§ **Record extracts**:
---+---

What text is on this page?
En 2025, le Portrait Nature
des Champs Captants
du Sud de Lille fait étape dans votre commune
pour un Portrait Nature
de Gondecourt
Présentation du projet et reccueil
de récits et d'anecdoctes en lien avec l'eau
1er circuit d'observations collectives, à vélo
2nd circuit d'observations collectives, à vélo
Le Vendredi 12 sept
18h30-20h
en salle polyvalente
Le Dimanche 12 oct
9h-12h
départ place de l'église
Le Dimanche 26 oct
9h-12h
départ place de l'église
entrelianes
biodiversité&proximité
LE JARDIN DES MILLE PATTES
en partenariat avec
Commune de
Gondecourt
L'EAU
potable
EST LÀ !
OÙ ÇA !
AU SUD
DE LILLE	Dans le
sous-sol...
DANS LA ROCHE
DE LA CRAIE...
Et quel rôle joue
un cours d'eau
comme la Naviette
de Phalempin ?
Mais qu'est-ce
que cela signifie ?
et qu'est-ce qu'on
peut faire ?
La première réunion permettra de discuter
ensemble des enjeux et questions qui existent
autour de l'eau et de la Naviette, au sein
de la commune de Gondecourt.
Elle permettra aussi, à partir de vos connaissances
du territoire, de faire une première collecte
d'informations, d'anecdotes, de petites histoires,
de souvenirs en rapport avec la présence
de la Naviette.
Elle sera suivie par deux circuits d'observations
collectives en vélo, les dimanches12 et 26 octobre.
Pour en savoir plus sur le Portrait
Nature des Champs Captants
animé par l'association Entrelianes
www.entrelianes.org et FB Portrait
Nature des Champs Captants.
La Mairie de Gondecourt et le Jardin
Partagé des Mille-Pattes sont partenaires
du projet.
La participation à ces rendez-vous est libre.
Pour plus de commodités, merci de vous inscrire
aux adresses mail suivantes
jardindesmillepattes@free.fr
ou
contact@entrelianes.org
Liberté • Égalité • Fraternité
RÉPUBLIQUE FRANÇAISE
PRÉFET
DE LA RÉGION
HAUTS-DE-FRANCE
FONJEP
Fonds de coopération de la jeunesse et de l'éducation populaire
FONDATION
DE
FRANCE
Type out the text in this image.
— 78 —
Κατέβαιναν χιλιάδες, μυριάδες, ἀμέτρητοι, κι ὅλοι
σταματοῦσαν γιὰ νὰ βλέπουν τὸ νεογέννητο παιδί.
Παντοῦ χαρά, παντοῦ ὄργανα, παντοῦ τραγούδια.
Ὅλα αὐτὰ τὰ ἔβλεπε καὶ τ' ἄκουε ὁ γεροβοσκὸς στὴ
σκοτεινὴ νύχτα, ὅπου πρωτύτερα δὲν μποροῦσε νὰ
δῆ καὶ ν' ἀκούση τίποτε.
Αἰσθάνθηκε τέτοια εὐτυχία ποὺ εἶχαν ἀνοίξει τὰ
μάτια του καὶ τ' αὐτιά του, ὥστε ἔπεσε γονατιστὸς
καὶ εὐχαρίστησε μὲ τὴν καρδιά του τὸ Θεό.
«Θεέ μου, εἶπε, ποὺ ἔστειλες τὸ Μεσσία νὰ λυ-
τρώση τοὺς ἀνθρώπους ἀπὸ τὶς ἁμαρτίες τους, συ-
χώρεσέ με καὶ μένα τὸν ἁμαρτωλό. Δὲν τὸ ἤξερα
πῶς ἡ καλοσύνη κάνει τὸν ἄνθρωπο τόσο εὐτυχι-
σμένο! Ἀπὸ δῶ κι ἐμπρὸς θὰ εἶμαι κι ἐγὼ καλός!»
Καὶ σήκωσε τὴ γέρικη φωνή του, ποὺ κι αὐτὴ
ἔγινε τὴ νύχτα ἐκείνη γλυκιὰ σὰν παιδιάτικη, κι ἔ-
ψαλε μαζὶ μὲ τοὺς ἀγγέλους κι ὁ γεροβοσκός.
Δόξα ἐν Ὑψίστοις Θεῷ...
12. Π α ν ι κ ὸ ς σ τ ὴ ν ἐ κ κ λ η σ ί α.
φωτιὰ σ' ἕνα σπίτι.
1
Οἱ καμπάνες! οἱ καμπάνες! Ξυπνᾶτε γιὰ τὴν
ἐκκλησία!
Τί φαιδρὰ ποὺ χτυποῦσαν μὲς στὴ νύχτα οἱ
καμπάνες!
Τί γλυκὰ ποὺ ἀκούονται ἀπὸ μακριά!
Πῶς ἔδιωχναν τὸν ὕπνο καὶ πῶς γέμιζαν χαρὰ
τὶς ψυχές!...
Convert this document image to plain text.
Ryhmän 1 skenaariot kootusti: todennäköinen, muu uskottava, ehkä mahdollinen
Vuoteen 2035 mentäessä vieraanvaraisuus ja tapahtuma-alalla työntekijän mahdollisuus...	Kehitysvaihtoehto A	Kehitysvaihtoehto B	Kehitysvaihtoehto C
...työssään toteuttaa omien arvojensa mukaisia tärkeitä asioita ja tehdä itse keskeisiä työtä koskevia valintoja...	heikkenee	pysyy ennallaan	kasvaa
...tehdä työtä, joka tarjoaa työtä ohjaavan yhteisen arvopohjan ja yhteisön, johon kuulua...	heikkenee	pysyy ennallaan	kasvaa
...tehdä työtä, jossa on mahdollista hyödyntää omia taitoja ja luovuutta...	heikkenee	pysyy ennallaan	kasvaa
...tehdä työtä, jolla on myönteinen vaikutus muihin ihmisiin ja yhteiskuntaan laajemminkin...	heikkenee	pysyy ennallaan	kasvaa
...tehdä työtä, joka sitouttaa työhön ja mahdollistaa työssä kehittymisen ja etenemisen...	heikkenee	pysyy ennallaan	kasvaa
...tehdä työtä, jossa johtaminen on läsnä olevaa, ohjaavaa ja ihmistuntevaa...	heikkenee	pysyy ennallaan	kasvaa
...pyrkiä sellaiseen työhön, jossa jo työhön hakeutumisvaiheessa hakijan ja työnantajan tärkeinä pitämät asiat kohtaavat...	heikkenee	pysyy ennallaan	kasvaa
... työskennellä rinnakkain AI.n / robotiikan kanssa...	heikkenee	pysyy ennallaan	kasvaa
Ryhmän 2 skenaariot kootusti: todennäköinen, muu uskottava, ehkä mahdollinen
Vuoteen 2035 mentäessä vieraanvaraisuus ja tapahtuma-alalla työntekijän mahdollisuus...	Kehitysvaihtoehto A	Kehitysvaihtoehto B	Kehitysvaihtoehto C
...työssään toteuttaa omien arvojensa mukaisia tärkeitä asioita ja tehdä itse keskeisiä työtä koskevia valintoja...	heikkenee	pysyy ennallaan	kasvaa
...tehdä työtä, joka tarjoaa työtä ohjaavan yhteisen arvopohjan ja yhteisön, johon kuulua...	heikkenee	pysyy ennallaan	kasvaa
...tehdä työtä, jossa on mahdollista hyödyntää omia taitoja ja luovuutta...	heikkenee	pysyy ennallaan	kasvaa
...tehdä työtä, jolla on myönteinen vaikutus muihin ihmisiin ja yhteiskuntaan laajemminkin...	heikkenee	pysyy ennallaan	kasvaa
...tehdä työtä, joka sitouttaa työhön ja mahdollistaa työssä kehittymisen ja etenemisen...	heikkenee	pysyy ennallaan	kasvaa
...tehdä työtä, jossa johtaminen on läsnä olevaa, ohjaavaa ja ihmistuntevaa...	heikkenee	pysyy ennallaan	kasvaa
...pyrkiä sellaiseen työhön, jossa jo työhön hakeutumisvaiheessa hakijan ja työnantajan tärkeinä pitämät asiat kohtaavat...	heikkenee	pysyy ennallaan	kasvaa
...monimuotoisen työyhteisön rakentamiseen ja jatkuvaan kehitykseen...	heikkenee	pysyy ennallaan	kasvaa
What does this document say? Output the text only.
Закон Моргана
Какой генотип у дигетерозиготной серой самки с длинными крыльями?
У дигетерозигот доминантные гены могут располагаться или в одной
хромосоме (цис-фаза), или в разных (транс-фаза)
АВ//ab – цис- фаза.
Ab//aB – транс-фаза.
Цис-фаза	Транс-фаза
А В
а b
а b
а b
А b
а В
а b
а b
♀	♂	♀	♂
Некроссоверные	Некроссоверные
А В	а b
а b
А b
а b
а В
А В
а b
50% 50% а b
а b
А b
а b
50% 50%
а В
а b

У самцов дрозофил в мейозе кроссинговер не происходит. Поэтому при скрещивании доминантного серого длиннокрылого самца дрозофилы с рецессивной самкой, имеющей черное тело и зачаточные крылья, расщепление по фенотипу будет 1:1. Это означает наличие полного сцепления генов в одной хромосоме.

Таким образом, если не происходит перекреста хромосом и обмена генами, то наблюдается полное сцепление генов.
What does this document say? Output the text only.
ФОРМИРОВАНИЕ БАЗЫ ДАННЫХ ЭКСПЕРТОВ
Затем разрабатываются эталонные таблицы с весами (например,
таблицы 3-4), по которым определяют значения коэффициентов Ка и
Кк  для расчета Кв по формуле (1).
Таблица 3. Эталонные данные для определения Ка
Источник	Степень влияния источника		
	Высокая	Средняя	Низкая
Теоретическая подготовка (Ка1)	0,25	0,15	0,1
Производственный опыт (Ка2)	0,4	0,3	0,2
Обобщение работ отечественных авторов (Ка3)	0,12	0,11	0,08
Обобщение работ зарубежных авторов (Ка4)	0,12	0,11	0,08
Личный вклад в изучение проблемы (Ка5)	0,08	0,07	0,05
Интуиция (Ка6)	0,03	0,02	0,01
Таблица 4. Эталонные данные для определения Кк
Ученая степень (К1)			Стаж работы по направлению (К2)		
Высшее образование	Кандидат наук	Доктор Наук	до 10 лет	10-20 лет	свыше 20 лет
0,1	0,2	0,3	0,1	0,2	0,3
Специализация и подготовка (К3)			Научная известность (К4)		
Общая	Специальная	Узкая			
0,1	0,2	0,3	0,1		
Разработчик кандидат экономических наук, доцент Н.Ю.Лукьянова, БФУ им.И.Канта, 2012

---+---

§ **Written request**: Each line that has the word "projet" should be copied.

§ **Exercise answer**:
Présentation du projet et reccueil
du projet.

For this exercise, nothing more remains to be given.